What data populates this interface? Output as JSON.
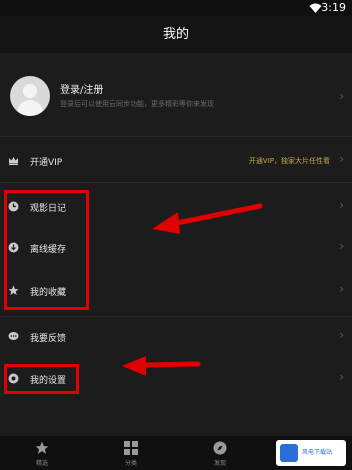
{
  "status": {
    "time": "3:19"
  },
  "header": {
    "title": "我的"
  },
  "profile": {
    "login_label": "登录/注册",
    "subtitle": "登录后可以使用云同步功能，更多精彩等你来发现"
  },
  "menu": [
    {
      "label": "开通VIP",
      "note": "开通VIP，独家大片任性看"
    },
    {
      "label": "观影日记"
    },
    {
      "label": "离线缓存"
    },
    {
      "label": "我的收藏"
    },
    {
      "label": "我要反馈"
    },
    {
      "label": "我的设置"
    }
  ],
  "tabs": [
    {
      "label": "精选"
    },
    {
      "label": "分类"
    },
    {
      "label": "发现"
    }
  ],
  "watermark": {
    "text": "风电下载站"
  },
  "colors": {
    "annotation": "#e00000",
    "vip_gold": "#c8a64a",
    "background": "#1c1c1c"
  },
  "icons": [
    "wifi-icon",
    "crown-icon",
    "clock-icon",
    "download-icon",
    "star-icon",
    "chat-icon",
    "settings-icon",
    "star-tab-icon",
    "grid-icon",
    "compass-icon",
    "chevron-right-icon"
  ]
}
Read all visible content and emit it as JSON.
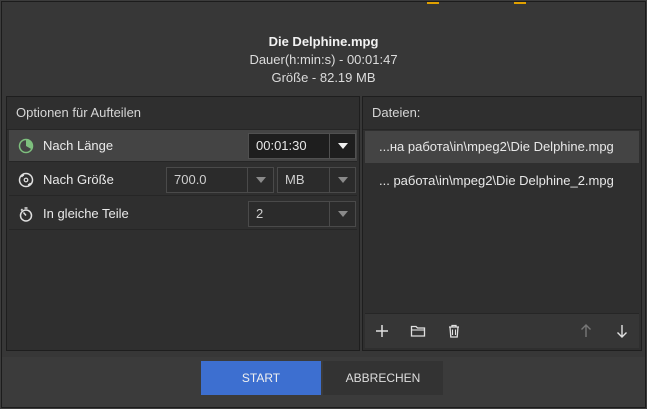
{
  "header": {
    "file_name": "Die Delphine.mpg",
    "duration": "Dauer(h:min:s) - 00:01:47",
    "size": "Größe - 82.19 MB"
  },
  "options": {
    "title": "Optionen für Aufteilen",
    "by_length": {
      "label": "Nach Länge",
      "value": "00:01:30"
    },
    "by_size": {
      "label": "Nach Größe",
      "value": "700.0",
      "unit": "MB"
    },
    "equal_parts": {
      "label": "In gleiche Teile",
      "value": "2"
    }
  },
  "files": {
    "title": "Dateien:",
    "items": [
      "...на работа\\in\\mpeg2\\Die Delphine.mpg",
      "... работа\\in\\mpeg2\\Die Delphine_2.mpg"
    ]
  },
  "footer": {
    "start_label": "START",
    "cancel_label": "ABBRECHEN"
  },
  "colors": {
    "accent": "#3d6fd0",
    "background": "#373737",
    "panel": "#2f2f2f",
    "selected_row": "#444444"
  },
  "icons": {
    "by_length": "clock-pie-icon",
    "by_size": "disc-icon",
    "equal_parts": "stopwatch-icon",
    "toolbar": [
      "plus-icon",
      "folder-icon",
      "trash-icon",
      "arrow-up-icon",
      "arrow-down-icon"
    ]
  }
}
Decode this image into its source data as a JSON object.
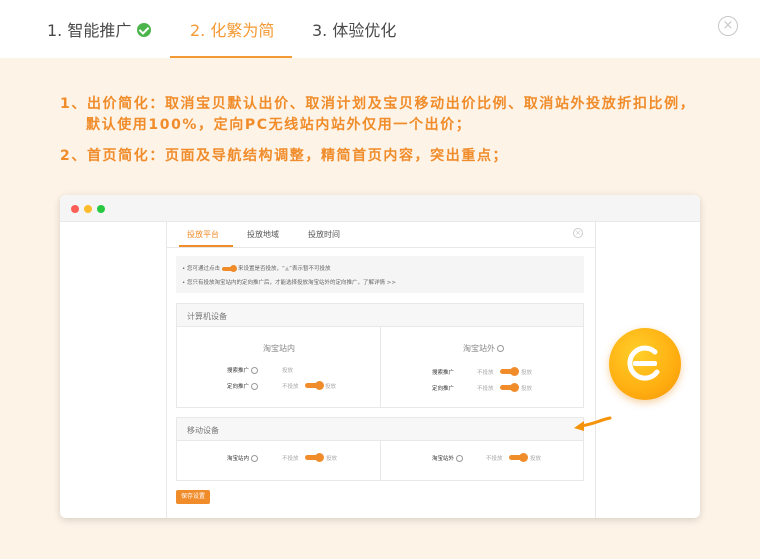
{
  "steps": [
    {
      "label": "1. 智能推广",
      "state": "done"
    },
    {
      "label": "2. 化繁为简",
      "state": "active"
    },
    {
      "label": "3. 体验优化",
      "state": "pending"
    }
  ],
  "close_glyph": "×",
  "description": {
    "line1": "1、出价简化：取消宝贝默认出价、取消计划及宝贝移动出价比例、取消站外投放折扣比例，",
    "line1_cont": "默认使用100%，定向PC无线站内站外仅用一个出价；",
    "line2": "2、首页简化：页面及导航结构调整，精简首页内容，突出重点；"
  },
  "panel": {
    "tabs": [
      "投放平台",
      "投放地域",
      "投放时间"
    ],
    "active_tab": 0,
    "notice": {
      "line1_a": "您可通过点击",
      "line1_b": "来设置是否投放，“",
      "line1_c": "”表示暂不可投放",
      "line2": "您只有投放淘宝站内的定向推广后，才能选择投放淘宝站外的定向推广，了解详情 >>"
    },
    "pc_section": {
      "title": "计算机设备",
      "left_title": "淘宝站内",
      "right_title": "淘宝站外",
      "left_rows": [
        {
          "label": "搜索推广",
          "off": "",
          "on": "投放"
        },
        {
          "label": "定向推广",
          "off": "不投放",
          "on": "投放"
        }
      ],
      "right_rows": [
        {
          "label": "搜索推广",
          "off": "不投放",
          "on": "投放"
        },
        {
          "label": "定向推广",
          "off": "不投放",
          "on": "投放"
        }
      ]
    },
    "mobile_section": {
      "title": "移动设备",
      "left_row": {
        "label": "淘宝站内",
        "off": "不投放",
        "on": "投放"
      },
      "right_row": {
        "label": "淘宝站外",
        "off": "不投放",
        "on": "投放"
      }
    },
    "save_label": "保存设置"
  },
  "colors": {
    "accent": "#f08c2a",
    "background": "#fdf3e7",
    "check": "#4bb44b"
  },
  "icons": [
    "check-icon",
    "close-icon",
    "question-icon",
    "badge-logo-icon",
    "arrow-icon"
  ]
}
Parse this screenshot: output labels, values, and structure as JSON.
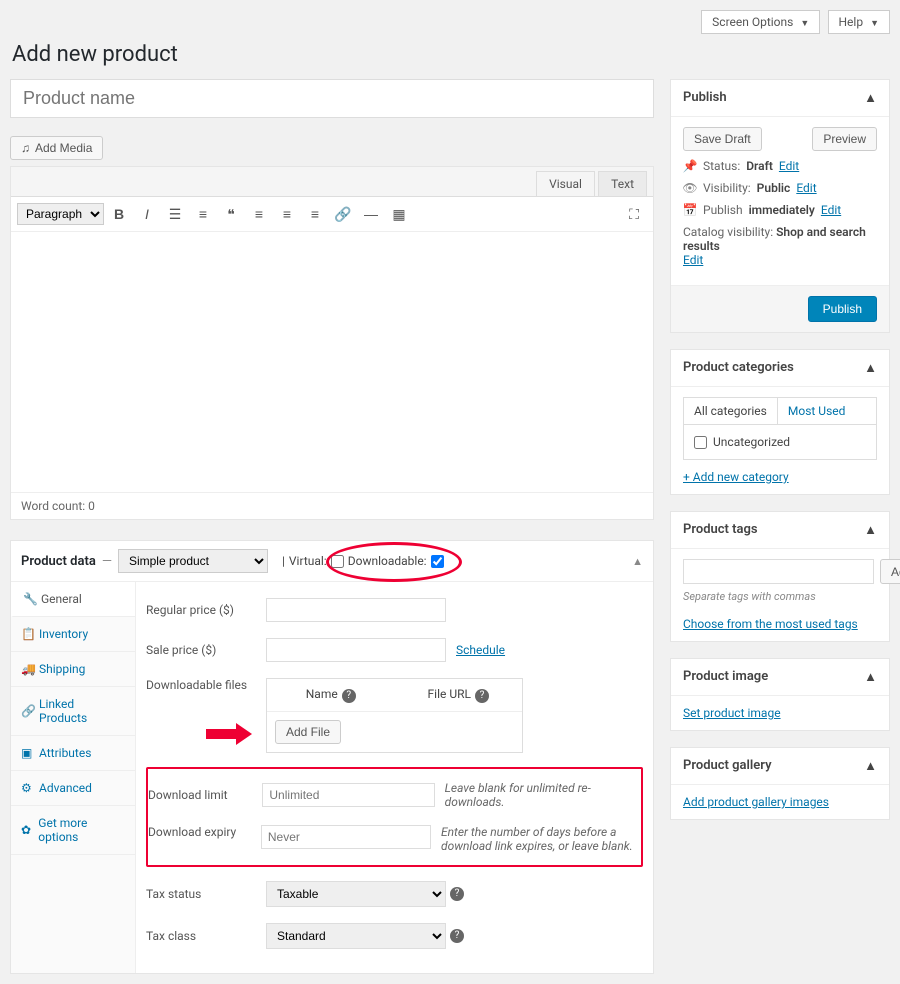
{
  "topbar": {
    "screen_options": "Screen Options",
    "help": "Help"
  },
  "page_title": "Add new product",
  "title_placeholder": "Product name",
  "add_media": "Add Media",
  "editor": {
    "visual": "Visual",
    "text": "Text",
    "paragraph_sel": "Paragraph",
    "wordcount": "Word count: 0"
  },
  "product_data": {
    "title": "Product data",
    "type_selected": "Simple product",
    "virtual_label": "Virtual:",
    "downloadable_label": "Downloadable:",
    "tabs": [
      "General",
      "Inventory",
      "Shipping",
      "Linked Products",
      "Attributes",
      "Advanced",
      "Get more options"
    ],
    "regular_price": "Regular price ($)",
    "sale_price": "Sale price ($)",
    "schedule": "Schedule",
    "dl_files_label": "Downloadable files",
    "dl_name": "Name",
    "dl_url": "File URL",
    "add_file": "Add File",
    "dl_limit_label": "Download limit",
    "dl_limit_placeholder": "Unlimited",
    "dl_limit_hint": "Leave blank for unlimited re-downloads.",
    "dl_expiry_label": "Download expiry",
    "dl_expiry_placeholder": "Never",
    "dl_expiry_hint": "Enter the number of days before a download link expires, or leave blank.",
    "tax_status_label": "Tax status",
    "tax_status": "Taxable",
    "tax_class_label": "Tax class",
    "tax_class": "Standard"
  },
  "publish": {
    "title": "Publish",
    "save_draft": "Save Draft",
    "preview": "Preview",
    "status_lbl": "Status:",
    "status": "Draft",
    "visibility_lbl": "Visibility:",
    "visibility": "Public",
    "publish_lbl": "Publish",
    "publish_when": "immediately",
    "catalog_lbl": "Catalog visibility:",
    "catalog": "Shop and search results",
    "edit": "Edit",
    "publish_btn": "Publish"
  },
  "categories": {
    "title": "Product categories",
    "all": "All categories",
    "most_used": "Most Used",
    "uncat": "Uncategorized",
    "add_new": "+ Add new category"
  },
  "tags": {
    "title": "Product tags",
    "add": "Add",
    "hint": "Separate tags with commas",
    "choose": "Choose from the most used tags"
  },
  "image": {
    "title": "Product image",
    "set": "Set product image"
  },
  "gallery": {
    "title": "Product gallery",
    "add": "Add product gallery images"
  }
}
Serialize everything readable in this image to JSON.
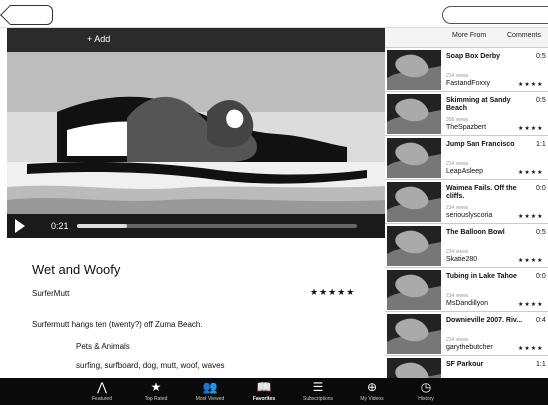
{
  "nav": {
    "search_placeholder": ""
  },
  "video": {
    "top_text": "+ Add",
    "time": "0:21",
    "progress": 0.18
  },
  "details": {
    "title": "Wet and Woofy",
    "author": "SurferMutt",
    "stars": "★★★★★",
    "description": "Surfermutt hangs ten (twenty?) off Zuma Beach.",
    "category": "Pets & Animals",
    "tags": "surfing, surfboard, dog, mutt, woof, waves"
  },
  "right_panel": {
    "tabs": [
      "More From",
      "Comments"
    ],
    "items": [
      {
        "title": "Soap Box Derby",
        "duration": "0:5",
        "views": "234 views",
        "author": "FastandFoxxy",
        "stars": "★★★★"
      },
      {
        "title": "Skimming at Sandy Beach",
        "duration": "0:5",
        "views": "356 views",
        "author": "TheSpazbert",
        "stars": "★★★★"
      },
      {
        "title": "Jump San Francisco",
        "duration": "1:1",
        "views": "234 views",
        "author": "LeapAsleep",
        "stars": "★★★★"
      },
      {
        "title": "Waimea Fails. Off the cliffs.",
        "duration": "0:0",
        "views": "234 views",
        "author": "seriouslyscoria",
        "stars": "★★★★"
      },
      {
        "title": "The Balloon Bowl",
        "duration": "0:5",
        "views": "234 views",
        "author": "Skatie280",
        "stars": "★★★★"
      },
      {
        "title": "Tubing in Lake Tahoe",
        "duration": "0:0",
        "views": "234 views",
        "author": "MsDandillyon",
        "stars": "★★★★"
      },
      {
        "title": "Downieville 2007. Riv...",
        "duration": "0:4",
        "views": "234 views",
        "author": "garythebutcher",
        "stars": "★★★★"
      },
      {
        "title": "SF Parkour",
        "duration": "1:1",
        "views": "",
        "author": "",
        "stars": ""
      }
    ]
  },
  "bottom_nav": [
    {
      "label": "Featured",
      "icon": "featured-icon",
      "active": false
    },
    {
      "label": "Top Rated",
      "icon": "star-icon",
      "active": false
    },
    {
      "label": "Most Viewed",
      "icon": "users-icon",
      "active": false
    },
    {
      "label": "Favorites",
      "icon": "book-icon",
      "active": true
    },
    {
      "label": "Subscriptions",
      "icon": "subscriptions-icon",
      "active": false
    },
    {
      "label": "My Videos",
      "icon": "upload-icon",
      "active": false
    },
    {
      "label": "History",
      "icon": "clock-icon",
      "active": false
    }
  ]
}
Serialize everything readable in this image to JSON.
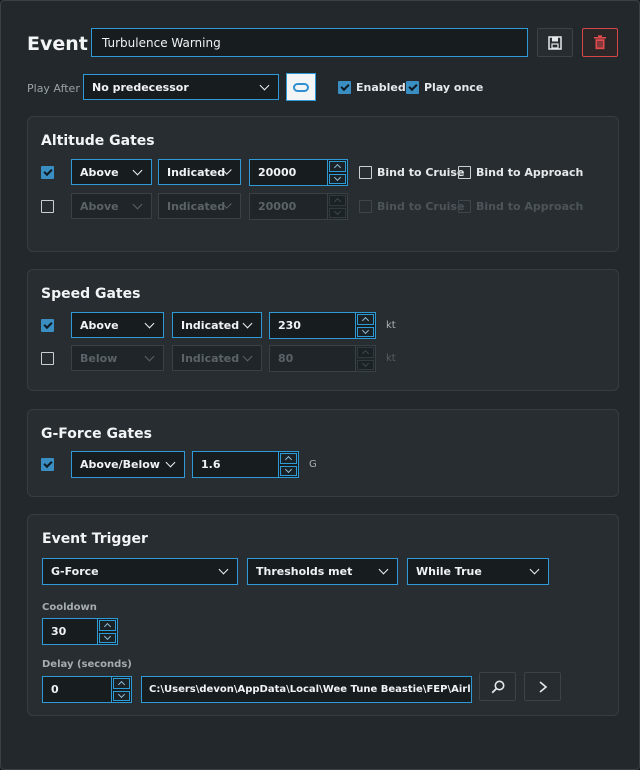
{
  "event": {
    "title": "Event",
    "name_value": "Turbulence Warning",
    "play_after_label": "Play After",
    "predecessor_select": "No predecessor",
    "enabled_label": "Enabled",
    "enabled_checked": true,
    "play_once_label": "Play once",
    "play_once_checked": true
  },
  "altitude": {
    "title": "Altitude Gates",
    "rows": [
      {
        "checked": true,
        "enabled": true,
        "direction": "Above",
        "reference": "Indicated",
        "value": "20000",
        "bind_cruise": "Bind to Cruise",
        "bind_approach": "Bind to Approach"
      },
      {
        "checked": false,
        "enabled": false,
        "direction": "Above",
        "reference": "Indicated",
        "value": "20000",
        "bind_cruise": "Bind to Cruise",
        "bind_approach": "Bind to Approach"
      }
    ]
  },
  "speed": {
    "title": "Speed Gates",
    "rows": [
      {
        "checked": true,
        "enabled": true,
        "direction": "Above",
        "reference": "Indicated",
        "value": "230",
        "unit": "kt"
      },
      {
        "checked": false,
        "enabled": false,
        "direction": "Below",
        "reference": "Indicated",
        "value": "80",
        "unit": "kt"
      }
    ]
  },
  "gforce": {
    "title": "G-Force Gates",
    "row": {
      "checked": true,
      "mode": "Above/Below",
      "value": "1.6",
      "unit": "G"
    }
  },
  "trigger": {
    "title": "Event Trigger",
    "source": "G-Force",
    "condition": "Thresholds met",
    "mode": "While True",
    "cooldown_label": "Cooldown",
    "cooldown_value": "30",
    "delay_label": "Delay (seconds)",
    "delay_value": "0",
    "file_path": "C:\\Users\\devon\\AppData\\Local\\Wee Tune Beastie\\FEP\\Airliner Fli"
  },
  "colors": {
    "accent": "#2f9bd6",
    "danger": "#d54747",
    "panel": "#272d31",
    "background": "#22282b"
  },
  "icons": [
    "save-icon",
    "trash-icon",
    "link-icon",
    "chevron-down-icon",
    "search-icon",
    "play-icon"
  ]
}
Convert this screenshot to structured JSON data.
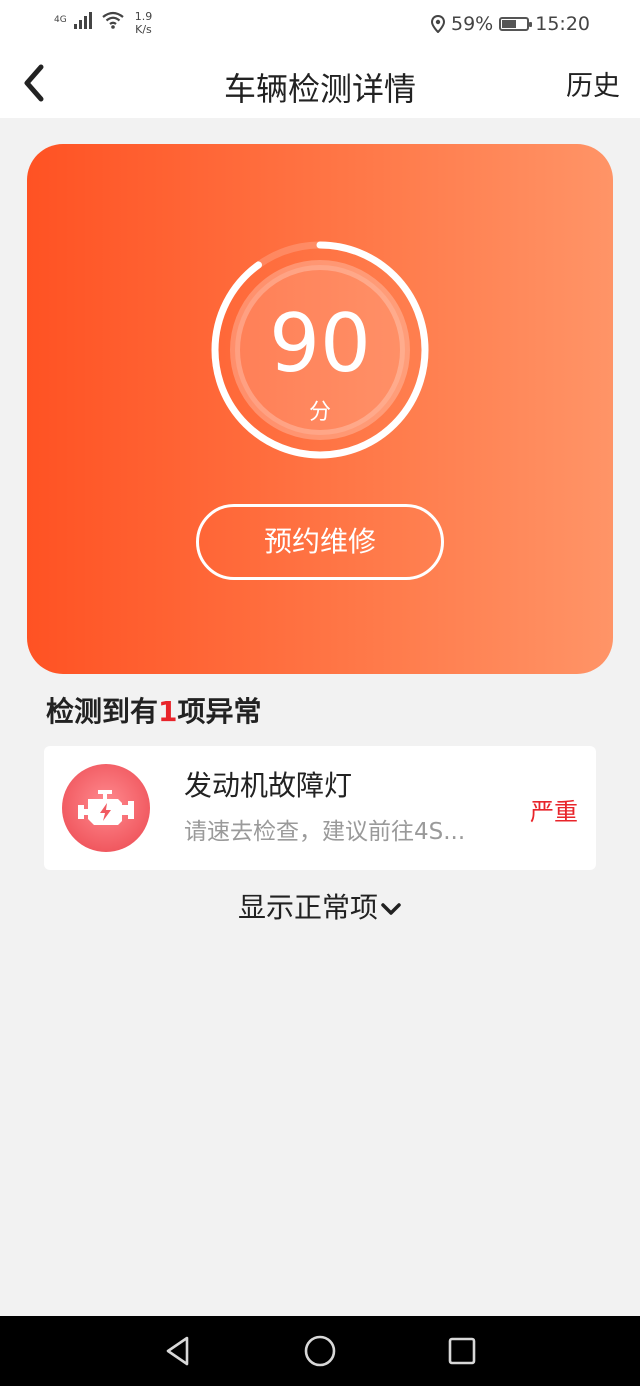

-*-*-

- _Instruction_
Look through the entries above; copy every line holding the string "accent".

- _Exercise solution_
    "accent": "#3d6fd0",
    "accent": "#f08c2a",
    "accent": "#2f9bd6",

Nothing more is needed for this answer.